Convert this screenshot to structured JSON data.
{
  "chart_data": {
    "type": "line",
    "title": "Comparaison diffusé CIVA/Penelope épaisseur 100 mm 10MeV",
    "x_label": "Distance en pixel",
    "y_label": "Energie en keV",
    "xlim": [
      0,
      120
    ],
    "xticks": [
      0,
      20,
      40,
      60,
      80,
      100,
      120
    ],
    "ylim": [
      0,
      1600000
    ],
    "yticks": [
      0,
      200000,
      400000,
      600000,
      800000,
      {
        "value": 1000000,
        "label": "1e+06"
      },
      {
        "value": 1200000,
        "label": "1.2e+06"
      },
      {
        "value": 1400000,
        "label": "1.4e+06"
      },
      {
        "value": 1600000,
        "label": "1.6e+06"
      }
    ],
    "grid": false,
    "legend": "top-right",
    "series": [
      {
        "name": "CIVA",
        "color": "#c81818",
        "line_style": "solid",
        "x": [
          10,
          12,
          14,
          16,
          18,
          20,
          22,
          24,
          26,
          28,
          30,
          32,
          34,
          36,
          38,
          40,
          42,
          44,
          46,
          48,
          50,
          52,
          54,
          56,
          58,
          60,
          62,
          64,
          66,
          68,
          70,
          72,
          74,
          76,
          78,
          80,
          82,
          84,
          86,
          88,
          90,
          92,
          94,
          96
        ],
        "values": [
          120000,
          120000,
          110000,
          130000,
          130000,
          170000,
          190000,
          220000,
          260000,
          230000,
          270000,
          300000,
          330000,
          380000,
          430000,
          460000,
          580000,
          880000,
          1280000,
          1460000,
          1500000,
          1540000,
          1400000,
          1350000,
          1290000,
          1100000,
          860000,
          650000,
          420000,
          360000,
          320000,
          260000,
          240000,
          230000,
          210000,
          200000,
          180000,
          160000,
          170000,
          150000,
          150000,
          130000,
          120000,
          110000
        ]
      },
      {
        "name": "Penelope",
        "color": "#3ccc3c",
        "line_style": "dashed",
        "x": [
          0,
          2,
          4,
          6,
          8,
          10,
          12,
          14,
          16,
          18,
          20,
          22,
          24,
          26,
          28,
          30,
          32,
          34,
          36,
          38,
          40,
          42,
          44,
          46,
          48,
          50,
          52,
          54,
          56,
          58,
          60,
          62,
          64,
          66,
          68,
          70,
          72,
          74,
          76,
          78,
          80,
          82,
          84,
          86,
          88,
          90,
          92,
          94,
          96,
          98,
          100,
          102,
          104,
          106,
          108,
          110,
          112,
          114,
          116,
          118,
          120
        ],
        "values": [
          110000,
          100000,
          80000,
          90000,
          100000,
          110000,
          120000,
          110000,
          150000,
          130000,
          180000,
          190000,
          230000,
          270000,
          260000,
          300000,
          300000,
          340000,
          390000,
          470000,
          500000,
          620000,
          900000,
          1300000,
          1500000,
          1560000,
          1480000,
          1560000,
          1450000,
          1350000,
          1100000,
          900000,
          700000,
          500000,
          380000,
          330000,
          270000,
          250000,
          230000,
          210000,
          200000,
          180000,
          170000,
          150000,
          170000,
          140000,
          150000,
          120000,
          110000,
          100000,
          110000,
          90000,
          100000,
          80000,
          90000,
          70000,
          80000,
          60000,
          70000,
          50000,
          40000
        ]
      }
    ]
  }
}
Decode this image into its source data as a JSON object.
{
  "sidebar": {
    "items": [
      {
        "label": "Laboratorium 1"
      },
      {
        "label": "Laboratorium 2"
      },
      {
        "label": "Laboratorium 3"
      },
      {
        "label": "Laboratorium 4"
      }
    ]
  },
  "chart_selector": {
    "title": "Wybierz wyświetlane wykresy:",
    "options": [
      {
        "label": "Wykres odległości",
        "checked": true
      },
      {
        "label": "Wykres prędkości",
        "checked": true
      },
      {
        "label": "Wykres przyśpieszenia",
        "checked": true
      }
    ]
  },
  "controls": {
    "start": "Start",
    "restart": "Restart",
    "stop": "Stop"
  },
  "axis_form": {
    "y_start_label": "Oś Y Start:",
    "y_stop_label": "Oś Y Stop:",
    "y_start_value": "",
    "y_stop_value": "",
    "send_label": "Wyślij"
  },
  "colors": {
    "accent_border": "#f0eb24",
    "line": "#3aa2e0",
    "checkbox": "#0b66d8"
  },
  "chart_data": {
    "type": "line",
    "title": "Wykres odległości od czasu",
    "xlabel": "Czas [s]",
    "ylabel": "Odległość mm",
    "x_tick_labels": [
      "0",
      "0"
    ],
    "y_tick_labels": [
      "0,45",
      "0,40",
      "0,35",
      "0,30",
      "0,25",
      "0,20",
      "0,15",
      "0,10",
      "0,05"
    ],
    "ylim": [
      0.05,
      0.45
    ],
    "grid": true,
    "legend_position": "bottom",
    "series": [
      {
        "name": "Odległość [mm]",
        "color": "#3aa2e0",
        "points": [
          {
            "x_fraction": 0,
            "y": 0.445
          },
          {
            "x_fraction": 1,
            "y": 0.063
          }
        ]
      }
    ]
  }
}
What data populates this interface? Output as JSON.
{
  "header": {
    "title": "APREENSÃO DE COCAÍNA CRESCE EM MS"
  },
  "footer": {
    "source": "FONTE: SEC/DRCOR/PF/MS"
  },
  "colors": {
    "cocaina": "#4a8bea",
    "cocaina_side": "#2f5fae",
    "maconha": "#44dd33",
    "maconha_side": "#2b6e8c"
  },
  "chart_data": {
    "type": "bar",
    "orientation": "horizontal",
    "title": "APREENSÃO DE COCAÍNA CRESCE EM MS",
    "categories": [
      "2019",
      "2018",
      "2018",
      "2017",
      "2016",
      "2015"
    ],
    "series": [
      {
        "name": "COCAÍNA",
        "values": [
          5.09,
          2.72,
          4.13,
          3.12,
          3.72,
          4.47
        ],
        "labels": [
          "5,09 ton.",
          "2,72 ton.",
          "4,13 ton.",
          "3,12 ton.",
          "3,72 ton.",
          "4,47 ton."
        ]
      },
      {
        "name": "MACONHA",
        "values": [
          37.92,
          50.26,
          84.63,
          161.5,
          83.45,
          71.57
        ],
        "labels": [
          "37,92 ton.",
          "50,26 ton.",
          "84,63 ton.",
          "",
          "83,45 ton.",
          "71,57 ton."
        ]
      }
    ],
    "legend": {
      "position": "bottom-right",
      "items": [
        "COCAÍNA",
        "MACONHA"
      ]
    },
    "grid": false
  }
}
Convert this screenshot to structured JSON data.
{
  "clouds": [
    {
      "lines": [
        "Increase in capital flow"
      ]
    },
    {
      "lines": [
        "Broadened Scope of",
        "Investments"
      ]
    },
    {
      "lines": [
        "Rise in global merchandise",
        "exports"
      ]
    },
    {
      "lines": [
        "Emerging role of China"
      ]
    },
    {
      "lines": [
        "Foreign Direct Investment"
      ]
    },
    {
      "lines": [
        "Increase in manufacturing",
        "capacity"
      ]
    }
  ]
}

++++++++

Copy out each line above, character for character.

* TASK OUTPUT
Convert this screenshot to structured JSON data.
{
  "chart_data": {
    "type": "line",
    "title": "Comparaison diffusé CIVA/Penelope épaisseur 100 mm 10MeV",
    "x_label": "Distance en pixel",
    "y_label": "Energie en keV",
    "xlim": [
      0,
      120
    ],
    "xticks": [
      0,
      20,
      40,
      60,
      80,
      100,
      120
    ],
    "ylim": [
      0,
      1600000
    ],
    "yticks": [
      0,
      200000,
      400000,
      600000,
      800000,
      {
        "value": 1000000,
        "label": "1e+06"
      },
      {
        "value": 1200000,
        "label": "1.2e+06"
      },
      {
        "value": 1400000,
        "label": "1.4e+06"
      },
      {
        "value": 1600000,
        "label": "1.6e+06"
      }
    ],
    "grid": false,
    "legend": "top-right",
    "series": [
      {
        "name": "CIVA",
        "color": "#c81818",
        "line_style": "solid",
        "x": [
          10,
          12,
          14,
          16,
          18,
          20,
          22,
          24,
          26,
          28,
          30,
          32,
          34,
          36,
          38,
          40,
          42,
          44,
          46,
          48,
          50,
          52,
          54,
          56,
          58,
          60,
          62,
          64,
          66,
          68,
          70,
          72,
          74,
          76,
          78,
          80,
          82,
          84,
          86,
          88,
          90,
          92,
          94,
          96
        ],
        "values": [
          120000,
          120000,
          110000,
          130000,
          130000,
          170000,
          190000,
          220000,
          260000,
          230000,
          270000,
          300000,
          330000,
          380000,
          430000,
          460000,
          580000,
          880000,
          1280000,
          1460000,
          1500000,
          1540000,
          1400000,
          1350000,
          1290000,
          1100000,
          860000,
          650000,
          420000,
          360000,
          320000,
          260000,
          240000,
          230000,
          210000,
          200000,
          180000,
          160000,
          170000,
          150000,
          150000,
          130000,
          120000,
          110000
        ]
      },
      {
        "name": "Penelope",
        "color": "#3ccc3c",
        "line_style": "dashed",
        "x": [
          0,
          2,
          4,
          6,
          8,
          10,
          12,
          14,
          16,
          18,
          20,
          22,
          24,
          26,
          28,
          30,
          32,
          34,
          36,
          38,
          40,
          42,
          44,
          46,
          48,
          50,
          52,
          54,
          56,
          58,
          60,
          62,
          64,
          66,
          68,
          70,
          72,
          74,
          76,
          78,
          80,
          82,
          84,
          86,
          88,
          90,
          92,
          94,
          96,
          98,
          100,
          102,
          104,
          106,
          108,
          110,
          112,
          114,
          116,
          118,
          120
        ],
        "values": [
          110000,
          100000,
          80000,
          90000,
          100000,
          110000,
          120000,
          110000,
          150000,
          130000,
          180000,
          190000,
          230000,
          270000,
          260000,
          300000,
          300000,
          340000,
          390000,
          470000,
          500000,
          620000,
          900000,
          1300000,
          1500000,
          1560000,
          1480000,
          1560000,
          1450000,
          1350000,
          1100000,
          900000,
          700000,
          500000,
          380000,
          330000,
          270000,
          250000,
          230000,
          210000,
          200000,
          180000,
          170000,
          150000,
          170000,
          140000,
          150000,
          120000,
          110000,
          100000,
          110000,
          90000,
          100000,
          80000,
          90000,
          70000,
          80000,
          60000,
          70000,
          50000,
          40000
        ]
      }
    ]
  }
}
Decode this image into its source data as a JSON object.
{
  "sidebar": {
    "items": [
      {
        "label": "Laboratorium 1"
      },
      {
        "label": "Laboratorium 2"
      },
      {
        "label": "Laboratorium 3"
      },
      {
        "label": "Laboratorium 4"
      }
    ]
  },
  "chart_selector": {
    "title": "Wybierz wyświetlane wykresy:",
    "options": [
      {
        "label": "Wykres odległości",
        "checked": true
      },
      {
        "label": "Wykres prędkości",
        "checked": true
      },
      {
        "label": "Wykres przyśpieszenia",
        "checked": true
      }
    ]
  },
  "controls": {
    "start": "Start",
    "restart": "Restart",
    "stop": "Stop"
  },
  "axis_form": {
    "y_start_label": "Oś Y Start:",
    "y_stop_label": "Oś Y Stop:",
    "y_start_value": "",
    "y_stop_value": "",
    "send_label": "Wyślij"
  },
  "colors": {
    "accent_border": "#f0eb24",
    "line": "#3aa2e0",
    "checkbox": "#0b66d8"
  },
  "chart_data": {
    "type": "line",
    "title": "Wykres odległości od czasu",
    "xlabel": "Czas [s]",
    "ylabel": "Odległość mm",
    "x_tick_labels": [
      "0",
      "0"
    ],
    "y_tick_labels": [
      "0,45",
      "0,40",
      "0,35",
      "0,30",
      "0,25",
      "0,20",
      "0,15",
      "0,10",
      "0,05"
    ],
    "ylim": [
      0.05,
      0.45
    ],
    "grid": true,
    "legend_position": "bottom",
    "series": [
      {
        "name": "Odległość [mm]",
        "color": "#3aa2e0",
        "points": [
          {
            "x_fraction": 0,
            "y": 0.445
          },
          {
            "x_fraction": 1,
            "y": 0.063
          }
        ]
      }
    ]
  }
}
What data populates this interface? Output as JSON.
{
  "header": {
    "title": "APREENSÃO DE COCAÍNA CRESCE EM MS"
  },
  "footer": {
    "source": "FONTE: SEC/DRCOR/PF/MS"
  },
  "colors": {
    "cocaina": "#4a8bea",
    "cocaina_side": "#2f5fae",
    "maconha": "#44dd33",
    "maconha_side": "#2b6e8c"
  },
  "chart_data": {
    "type": "bar",
    "orientation": "horizontal",
    "title": "APREENSÃO DE COCAÍNA CRESCE EM MS",
    "categories": [
      "2019",
      "2018",
      "2018",
      "2017",
      "2016",
      "2015"
    ],
    "series": [
      {
        "name": "COCAÍNA",
        "values": [
          5.09,
          2.72,
          4.13,
          3.12,
          3.72,
          4.47
        ],
        "labels": [
          "5,09 ton.",
          "2,72 ton.",
          "4,13 ton.",
          "3,12 ton.",
          "3,72 ton.",
          "4,47 ton."
        ]
      },
      {
        "name": "MACONHA",
        "values": [
          37.92,
          50.26,
          84.63,
          161.5,
          83.45,
          71.57
        ],
        "labels": [
          "37,92 ton.",
          "50,26 ton.",
          "84,63 ton.",
          "",
          "83,45 ton.",
          "71,57 ton."
        ]
      }
    ],
    "legend": {
      "position": "bottom-right",
      "items": [
        "COCAÍNA",
        "MACONHA"
      ]
    },
    "grid": false
  }
}
Convert this screenshot to structured JSON data.
{
  "clouds": [
    {
      "lines": [
        "Increase in capital flow"
      ]
    },
    {
      "lines": [
        "Broadened Scope of",
        "Investments"
      ]
    },
    {
      "lines": [
        "Rise in global merchandise",
        "exports"
      ]
    },
    {
      "lines": [
        "Emerging role of China"
      ]
    },
    {
      "lines": [
        "Foreign Direct Investment"
      ]
    },
    {
      "lines": [
        "Increase in manufacturing",
        "capacity"
      ]
    }
  ]
}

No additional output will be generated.